Stored items:
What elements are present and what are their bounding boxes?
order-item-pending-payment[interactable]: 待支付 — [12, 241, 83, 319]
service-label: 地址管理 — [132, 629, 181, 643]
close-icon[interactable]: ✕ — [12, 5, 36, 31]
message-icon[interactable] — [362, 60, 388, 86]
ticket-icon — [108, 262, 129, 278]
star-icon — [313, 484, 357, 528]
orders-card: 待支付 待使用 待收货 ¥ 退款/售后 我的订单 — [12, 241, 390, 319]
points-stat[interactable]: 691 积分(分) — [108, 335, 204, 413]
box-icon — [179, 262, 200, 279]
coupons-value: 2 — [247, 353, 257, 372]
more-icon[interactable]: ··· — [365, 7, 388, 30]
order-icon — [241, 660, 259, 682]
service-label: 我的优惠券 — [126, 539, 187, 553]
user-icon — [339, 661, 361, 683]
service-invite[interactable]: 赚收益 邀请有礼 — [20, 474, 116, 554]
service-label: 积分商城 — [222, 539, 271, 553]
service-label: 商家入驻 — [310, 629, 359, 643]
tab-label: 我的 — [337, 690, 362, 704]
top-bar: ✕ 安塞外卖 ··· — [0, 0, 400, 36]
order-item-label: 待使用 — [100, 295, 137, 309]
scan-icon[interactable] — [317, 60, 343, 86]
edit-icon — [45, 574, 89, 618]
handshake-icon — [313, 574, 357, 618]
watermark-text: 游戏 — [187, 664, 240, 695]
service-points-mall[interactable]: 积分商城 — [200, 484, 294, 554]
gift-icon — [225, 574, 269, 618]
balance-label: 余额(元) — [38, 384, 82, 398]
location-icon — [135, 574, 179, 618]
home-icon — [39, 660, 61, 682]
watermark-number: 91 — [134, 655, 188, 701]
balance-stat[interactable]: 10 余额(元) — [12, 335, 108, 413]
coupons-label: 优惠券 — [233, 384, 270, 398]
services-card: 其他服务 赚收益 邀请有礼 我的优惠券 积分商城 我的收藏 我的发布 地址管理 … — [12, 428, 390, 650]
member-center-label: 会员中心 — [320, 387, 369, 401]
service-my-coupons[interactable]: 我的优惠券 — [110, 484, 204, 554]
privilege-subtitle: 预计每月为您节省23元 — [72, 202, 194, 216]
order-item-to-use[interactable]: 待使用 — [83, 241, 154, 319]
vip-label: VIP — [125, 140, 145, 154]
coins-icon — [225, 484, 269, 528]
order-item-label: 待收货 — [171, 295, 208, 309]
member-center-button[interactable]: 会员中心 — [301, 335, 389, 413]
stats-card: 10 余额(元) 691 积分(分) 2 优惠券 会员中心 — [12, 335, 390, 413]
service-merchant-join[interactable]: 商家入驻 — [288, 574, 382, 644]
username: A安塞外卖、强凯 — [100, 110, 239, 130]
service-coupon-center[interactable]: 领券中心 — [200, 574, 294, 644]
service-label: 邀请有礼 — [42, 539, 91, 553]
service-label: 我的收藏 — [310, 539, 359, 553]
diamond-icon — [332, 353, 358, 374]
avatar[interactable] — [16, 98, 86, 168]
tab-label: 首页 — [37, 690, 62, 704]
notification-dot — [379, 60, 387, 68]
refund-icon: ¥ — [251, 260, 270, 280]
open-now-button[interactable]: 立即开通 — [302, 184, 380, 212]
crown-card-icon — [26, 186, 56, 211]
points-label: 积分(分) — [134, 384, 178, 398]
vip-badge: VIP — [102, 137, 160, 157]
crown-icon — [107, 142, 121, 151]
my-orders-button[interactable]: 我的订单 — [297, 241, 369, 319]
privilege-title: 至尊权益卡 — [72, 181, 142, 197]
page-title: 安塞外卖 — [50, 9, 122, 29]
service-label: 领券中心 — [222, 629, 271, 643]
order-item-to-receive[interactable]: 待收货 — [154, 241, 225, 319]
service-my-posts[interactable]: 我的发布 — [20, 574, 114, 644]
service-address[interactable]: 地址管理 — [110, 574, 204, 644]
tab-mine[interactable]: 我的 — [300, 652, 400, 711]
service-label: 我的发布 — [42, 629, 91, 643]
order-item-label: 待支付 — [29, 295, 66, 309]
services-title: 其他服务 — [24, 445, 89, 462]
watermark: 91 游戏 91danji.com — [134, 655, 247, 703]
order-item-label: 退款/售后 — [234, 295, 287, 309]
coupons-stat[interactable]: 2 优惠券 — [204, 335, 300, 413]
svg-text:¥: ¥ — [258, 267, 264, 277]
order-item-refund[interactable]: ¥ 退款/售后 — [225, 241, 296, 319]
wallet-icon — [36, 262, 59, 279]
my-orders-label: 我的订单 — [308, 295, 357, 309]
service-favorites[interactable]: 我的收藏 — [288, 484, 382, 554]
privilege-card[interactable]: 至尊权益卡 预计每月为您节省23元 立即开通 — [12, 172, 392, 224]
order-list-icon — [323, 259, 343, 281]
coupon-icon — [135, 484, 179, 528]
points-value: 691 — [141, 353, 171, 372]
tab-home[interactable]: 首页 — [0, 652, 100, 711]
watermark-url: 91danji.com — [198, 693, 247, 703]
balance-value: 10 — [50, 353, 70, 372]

*What you need to do*. Copy every line of the records above, character for character, with nothing changed.

*Full response*.
What elements are present and what are their bounding boxes?
order-item-pending-payment[interactable]: 待支付 — [12, 241, 83, 319]
service-label: 地址管理 — [132, 629, 181, 643]
close-icon[interactable]: ✕ — [12, 5, 36, 31]
message-icon[interactable] — [362, 60, 388, 86]
ticket-icon — [108, 262, 129, 278]
star-icon — [313, 484, 357, 528]
orders-card: 待支付 待使用 待收货 ¥ 退款/售后 我的订单 — [12, 241, 390, 319]
points-stat[interactable]: 691 积分(分) — [108, 335, 204, 413]
box-icon — [179, 262, 200, 279]
coupons-value: 2 — [247, 353, 257, 372]
more-icon[interactable]: ··· — [365, 7, 388, 30]
order-icon — [241, 660, 259, 682]
service-label: 我的优惠券 — [126, 539, 187, 553]
user-icon — [339, 661, 361, 683]
service-invite[interactable]: 赚收益 邀请有礼 — [20, 474, 116, 554]
service-label: 积分商城 — [222, 539, 271, 553]
service-label: 商家入驻 — [310, 629, 359, 643]
tab-label: 我的 — [337, 690, 362, 704]
top-bar: ✕ 安塞外卖 ··· — [0, 0, 400, 36]
order-item-label: 待使用 — [100, 295, 137, 309]
scan-icon[interactable] — [317, 60, 343, 86]
edit-icon — [45, 574, 89, 618]
handshake-icon — [313, 574, 357, 618]
watermark-text: 游戏 — [187, 664, 240, 695]
service-points-mall[interactable]: 积分商城 — [200, 484, 294, 554]
gift-icon — [225, 574, 269, 618]
balance-label: 余额(元) — [38, 384, 82, 398]
location-icon — [135, 574, 179, 618]
home-icon — [39, 660, 61, 682]
watermark-number: 91 — [134, 655, 188, 701]
balance-stat[interactable]: 10 余额(元) — [12, 335, 108, 413]
coupons-label: 优惠券 — [233, 384, 270, 398]
services-card: 其他服务 赚收益 邀请有礼 我的优惠券 积分商城 我的收藏 我的发布 地址管理 … — [12, 428, 390, 650]
member-center-label: 会员中心 — [320, 387, 369, 401]
service-my-coupons[interactable]: 我的优惠券 — [110, 484, 204, 554]
privilege-subtitle: 预计每月为您节省23元 — [72, 202, 194, 216]
order-item-to-use[interactable]: 待使用 — [83, 241, 154, 319]
vip-label: VIP — [125, 140, 145, 154]
coins-icon — [225, 484, 269, 528]
order-item-label: 待收货 — [171, 295, 208, 309]
member-center-button[interactable]: 会员中心 — [301, 335, 389, 413]
stats-card: 10 余额(元) 691 积分(分) 2 优惠券 会员中心 — [12, 335, 390, 413]
service-merchant-join[interactable]: 商家入驻 — [288, 574, 382, 644]
username: A安塞外卖、强凯 — [100, 110, 239, 130]
service-coupon-center[interactable]: 领券中心 — [200, 574, 294, 644]
service-label: 邀请有礼 — [42, 539, 91, 553]
service-label: 我的收藏 — [310, 539, 359, 553]
diamond-icon — [332, 353, 358, 374]
avatar[interactable] — [16, 98, 86, 168]
tab-label: 首页 — [37, 690, 62, 704]
notification-dot — [379, 60, 387, 68]
refund-icon: ¥ — [251, 260, 270, 280]
open-now-button[interactable]: 立即开通 — [302, 184, 380, 212]
crown-card-icon — [26, 186, 56, 211]
points-label: 积分(分) — [134, 384, 178, 398]
vip-badge: VIP — [102, 137, 160, 157]
crown-icon — [107, 142, 121, 151]
my-orders-button[interactable]: 我的订单 — [297, 241, 369, 319]
privilege-title: 至尊权益卡 — [72, 181, 142, 197]
page-title: 安塞外卖 — [50, 9, 122, 29]
service-label: 领券中心 — [222, 629, 271, 643]
order-item-to-receive[interactable]: 待收货 — [154, 241, 225, 319]
service-my-posts[interactable]: 我的发布 — [20, 574, 114, 644]
service-address[interactable]: 地址管理 — [110, 574, 204, 644]
tab-mine[interactable]: 我的 — [300, 652, 400, 711]
service-label: 我的发布 — [42, 629, 91, 643]
order-item-label: 待支付 — [29, 295, 66, 309]
services-title: 其他服务 — [24, 445, 89, 462]
watermark: 91 游戏 91danji.com — [134, 655, 247, 703]
order-item-label: 退款/售后 — [234, 295, 287, 309]
coupons-stat[interactable]: 2 优惠券 — [204, 335, 300, 413]
svg-text:¥: ¥ — [258, 267, 264, 277]
order-item-refund[interactable]: ¥ 退款/售后 — [225, 241, 296, 319]
wallet-icon — [36, 262, 59, 279]
my-orders-label: 我的订单 — [308, 295, 357, 309]
service-favorites[interactable]: 我的收藏 — [288, 484, 382, 554]
privilege-card[interactable]: 至尊权益卡 预计每月为您节省23元 立即开通 — [12, 172, 392, 224]
order-list-icon — [323, 259, 343, 281]
coupon-icon — [135, 484, 179, 528]
points-value: 691 — [141, 353, 171, 372]
tab-home[interactable]: 首页 — [0, 652, 100, 711]
watermark-url: 91danji.com — [198, 693, 247, 703]
balance-value: 10 — [50, 353, 70, 372]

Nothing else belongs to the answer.